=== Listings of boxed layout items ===
━━━━━━━━━━━━━━━━
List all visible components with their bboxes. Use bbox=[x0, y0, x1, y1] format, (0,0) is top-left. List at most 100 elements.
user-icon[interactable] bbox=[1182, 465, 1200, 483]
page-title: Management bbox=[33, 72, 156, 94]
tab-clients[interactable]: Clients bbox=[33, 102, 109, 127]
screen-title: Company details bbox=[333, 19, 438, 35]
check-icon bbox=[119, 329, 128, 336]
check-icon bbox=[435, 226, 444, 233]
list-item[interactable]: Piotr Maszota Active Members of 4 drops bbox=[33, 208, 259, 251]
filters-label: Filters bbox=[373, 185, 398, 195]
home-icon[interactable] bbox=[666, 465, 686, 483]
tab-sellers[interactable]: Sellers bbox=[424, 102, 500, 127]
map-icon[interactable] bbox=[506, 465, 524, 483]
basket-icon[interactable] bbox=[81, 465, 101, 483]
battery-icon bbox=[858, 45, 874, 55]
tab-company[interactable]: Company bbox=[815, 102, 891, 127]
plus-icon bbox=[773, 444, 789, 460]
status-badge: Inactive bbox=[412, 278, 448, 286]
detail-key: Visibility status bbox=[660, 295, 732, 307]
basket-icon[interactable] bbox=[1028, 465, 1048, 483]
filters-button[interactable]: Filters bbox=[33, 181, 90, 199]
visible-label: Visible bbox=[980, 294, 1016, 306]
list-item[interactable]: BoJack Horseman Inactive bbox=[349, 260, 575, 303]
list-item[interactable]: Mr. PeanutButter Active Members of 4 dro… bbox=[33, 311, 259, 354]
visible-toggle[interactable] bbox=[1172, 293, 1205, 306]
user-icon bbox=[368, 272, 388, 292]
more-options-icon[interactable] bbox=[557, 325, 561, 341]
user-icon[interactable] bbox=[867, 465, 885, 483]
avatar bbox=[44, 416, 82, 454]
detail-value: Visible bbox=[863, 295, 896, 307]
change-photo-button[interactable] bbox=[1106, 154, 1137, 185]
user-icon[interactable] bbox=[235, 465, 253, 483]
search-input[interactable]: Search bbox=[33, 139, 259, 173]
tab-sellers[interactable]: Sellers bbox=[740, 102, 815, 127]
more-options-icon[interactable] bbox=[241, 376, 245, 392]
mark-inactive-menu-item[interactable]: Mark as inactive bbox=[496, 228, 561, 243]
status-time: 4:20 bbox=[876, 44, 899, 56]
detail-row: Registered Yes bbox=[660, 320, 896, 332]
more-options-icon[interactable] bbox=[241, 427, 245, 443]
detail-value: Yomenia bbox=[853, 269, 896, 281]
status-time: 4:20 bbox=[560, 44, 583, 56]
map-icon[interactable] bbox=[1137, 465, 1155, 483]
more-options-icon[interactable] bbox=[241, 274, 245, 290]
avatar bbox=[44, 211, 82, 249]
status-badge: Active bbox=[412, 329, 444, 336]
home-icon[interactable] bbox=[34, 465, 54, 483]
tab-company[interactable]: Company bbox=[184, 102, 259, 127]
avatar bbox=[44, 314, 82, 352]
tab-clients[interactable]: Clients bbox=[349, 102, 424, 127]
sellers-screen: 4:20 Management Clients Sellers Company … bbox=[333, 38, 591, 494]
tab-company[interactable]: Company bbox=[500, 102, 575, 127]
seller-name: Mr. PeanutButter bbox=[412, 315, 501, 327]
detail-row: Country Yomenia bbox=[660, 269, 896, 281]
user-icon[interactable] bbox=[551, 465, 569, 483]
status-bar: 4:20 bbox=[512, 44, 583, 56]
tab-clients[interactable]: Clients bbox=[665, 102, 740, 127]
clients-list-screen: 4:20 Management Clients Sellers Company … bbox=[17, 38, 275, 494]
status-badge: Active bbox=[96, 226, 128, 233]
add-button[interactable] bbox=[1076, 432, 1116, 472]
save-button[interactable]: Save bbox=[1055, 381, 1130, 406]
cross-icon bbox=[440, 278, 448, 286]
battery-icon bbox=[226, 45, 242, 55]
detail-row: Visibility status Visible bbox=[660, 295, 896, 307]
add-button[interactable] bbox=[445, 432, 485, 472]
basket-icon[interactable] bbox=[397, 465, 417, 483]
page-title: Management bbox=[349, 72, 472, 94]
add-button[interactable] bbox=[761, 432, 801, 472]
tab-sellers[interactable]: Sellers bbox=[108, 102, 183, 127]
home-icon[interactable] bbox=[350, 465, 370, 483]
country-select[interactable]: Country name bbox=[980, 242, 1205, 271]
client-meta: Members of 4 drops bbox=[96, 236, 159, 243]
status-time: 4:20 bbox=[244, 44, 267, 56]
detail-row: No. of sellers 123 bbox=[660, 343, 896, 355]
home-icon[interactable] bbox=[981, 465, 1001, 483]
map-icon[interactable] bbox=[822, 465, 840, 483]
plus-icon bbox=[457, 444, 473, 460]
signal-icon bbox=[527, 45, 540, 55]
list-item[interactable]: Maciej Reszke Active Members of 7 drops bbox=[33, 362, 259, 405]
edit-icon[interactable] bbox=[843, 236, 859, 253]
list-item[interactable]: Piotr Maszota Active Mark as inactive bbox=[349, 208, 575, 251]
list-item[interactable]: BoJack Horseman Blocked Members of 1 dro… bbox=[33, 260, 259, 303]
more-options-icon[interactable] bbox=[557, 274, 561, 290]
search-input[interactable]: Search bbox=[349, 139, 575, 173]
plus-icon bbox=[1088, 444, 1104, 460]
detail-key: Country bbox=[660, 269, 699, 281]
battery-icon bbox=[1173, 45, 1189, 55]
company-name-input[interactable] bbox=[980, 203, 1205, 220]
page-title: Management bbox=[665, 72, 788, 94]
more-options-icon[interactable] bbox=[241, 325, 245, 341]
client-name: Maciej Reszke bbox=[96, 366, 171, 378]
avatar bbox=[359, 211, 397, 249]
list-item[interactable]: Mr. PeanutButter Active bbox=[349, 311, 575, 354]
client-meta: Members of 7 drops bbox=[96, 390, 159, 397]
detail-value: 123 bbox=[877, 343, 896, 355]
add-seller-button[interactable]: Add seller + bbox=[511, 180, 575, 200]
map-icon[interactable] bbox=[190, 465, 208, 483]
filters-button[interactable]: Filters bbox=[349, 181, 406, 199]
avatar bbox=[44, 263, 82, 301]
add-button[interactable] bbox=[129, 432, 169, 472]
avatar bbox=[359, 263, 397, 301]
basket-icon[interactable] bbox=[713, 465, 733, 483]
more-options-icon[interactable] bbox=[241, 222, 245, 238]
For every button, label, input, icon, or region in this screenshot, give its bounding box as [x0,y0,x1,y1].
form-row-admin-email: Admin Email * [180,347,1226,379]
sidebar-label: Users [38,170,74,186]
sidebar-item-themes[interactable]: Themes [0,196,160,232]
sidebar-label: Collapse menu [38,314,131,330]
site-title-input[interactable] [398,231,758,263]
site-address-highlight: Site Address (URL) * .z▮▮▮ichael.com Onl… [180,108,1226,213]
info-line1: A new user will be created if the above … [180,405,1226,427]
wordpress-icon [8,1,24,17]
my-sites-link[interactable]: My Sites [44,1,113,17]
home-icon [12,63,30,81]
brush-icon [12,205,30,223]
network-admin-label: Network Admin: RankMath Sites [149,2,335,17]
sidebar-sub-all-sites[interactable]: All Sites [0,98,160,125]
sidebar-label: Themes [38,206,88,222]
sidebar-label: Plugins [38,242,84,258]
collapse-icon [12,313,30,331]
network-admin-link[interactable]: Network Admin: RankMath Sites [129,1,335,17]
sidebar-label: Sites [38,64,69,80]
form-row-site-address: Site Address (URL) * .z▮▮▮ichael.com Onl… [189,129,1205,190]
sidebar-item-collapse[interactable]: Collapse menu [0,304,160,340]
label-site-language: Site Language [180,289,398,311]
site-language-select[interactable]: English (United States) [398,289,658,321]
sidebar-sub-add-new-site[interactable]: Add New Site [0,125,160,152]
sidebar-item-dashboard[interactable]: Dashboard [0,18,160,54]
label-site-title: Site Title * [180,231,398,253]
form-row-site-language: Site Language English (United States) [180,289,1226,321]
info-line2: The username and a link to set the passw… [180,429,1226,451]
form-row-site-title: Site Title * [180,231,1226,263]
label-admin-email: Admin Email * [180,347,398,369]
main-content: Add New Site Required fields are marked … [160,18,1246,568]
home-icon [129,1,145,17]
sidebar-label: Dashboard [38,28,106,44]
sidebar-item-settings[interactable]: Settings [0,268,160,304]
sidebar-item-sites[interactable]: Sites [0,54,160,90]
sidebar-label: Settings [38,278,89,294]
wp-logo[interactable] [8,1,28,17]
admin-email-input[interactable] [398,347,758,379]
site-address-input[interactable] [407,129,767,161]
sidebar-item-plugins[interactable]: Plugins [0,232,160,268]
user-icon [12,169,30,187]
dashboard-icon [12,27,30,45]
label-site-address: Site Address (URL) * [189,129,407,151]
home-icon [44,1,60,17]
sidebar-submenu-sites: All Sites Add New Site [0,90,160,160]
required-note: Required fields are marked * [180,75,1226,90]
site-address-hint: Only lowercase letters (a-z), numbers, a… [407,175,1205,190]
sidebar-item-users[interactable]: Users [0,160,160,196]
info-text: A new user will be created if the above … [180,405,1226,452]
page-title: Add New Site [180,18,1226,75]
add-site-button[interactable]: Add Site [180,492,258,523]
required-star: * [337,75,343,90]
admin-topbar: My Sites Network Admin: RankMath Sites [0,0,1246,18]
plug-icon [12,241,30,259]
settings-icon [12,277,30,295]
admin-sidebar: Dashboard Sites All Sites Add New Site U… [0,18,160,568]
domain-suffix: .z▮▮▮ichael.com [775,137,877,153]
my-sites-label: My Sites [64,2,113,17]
━━━━━━━━━━━━━━━━
=== Written exercise ===
Copy the records word for word, from their first line through the line that contains "user-icon bbox=[368, 272, 388, 292]", including both of those lines.

=== Task result ===
List all visible components with their bboxes. Use bbox=[x0, y0, x1, y1] format, (0,0) is top-left. List at most 100 elements.
user-icon[interactable] bbox=[1182, 465, 1200, 483]
page-title: Management bbox=[33, 72, 156, 94]
tab-clients[interactable]: Clients bbox=[33, 102, 109, 127]
screen-title: Company details bbox=[333, 19, 438, 35]
check-icon bbox=[119, 329, 128, 336]
check-icon bbox=[435, 226, 444, 233]
list-item[interactable]: Piotr Maszota Active Members of 4 drops bbox=[33, 208, 259, 251]
filters-label: Filters bbox=[373, 185, 398, 195]
home-icon[interactable] bbox=[666, 465, 686, 483]
tab-sellers[interactable]: Sellers bbox=[424, 102, 500, 127]
map-icon[interactable] bbox=[506, 465, 524, 483]
basket-icon[interactable] bbox=[81, 465, 101, 483]
battery-icon bbox=[858, 45, 874, 55]
tab-company[interactable]: Company bbox=[815, 102, 891, 127]
plus-icon bbox=[773, 444, 789, 460]
status-badge: Inactive bbox=[412, 278, 448, 286]
detail-key: Visibility status bbox=[660, 295, 732, 307]
basket-icon[interactable] bbox=[1028, 465, 1048, 483]
filters-button[interactable]: Filters bbox=[33, 181, 90, 199]
visible-label: Visible bbox=[980, 294, 1016, 306]
list-item[interactable]: BoJack Horseman Inactive bbox=[349, 260, 575, 303]
list-item[interactable]: Mr. PeanutButter Active Members of 4 dro… bbox=[33, 311, 259, 354]
visible-toggle[interactable] bbox=[1172, 293, 1205, 306]
user-icon bbox=[368, 272, 388, 292]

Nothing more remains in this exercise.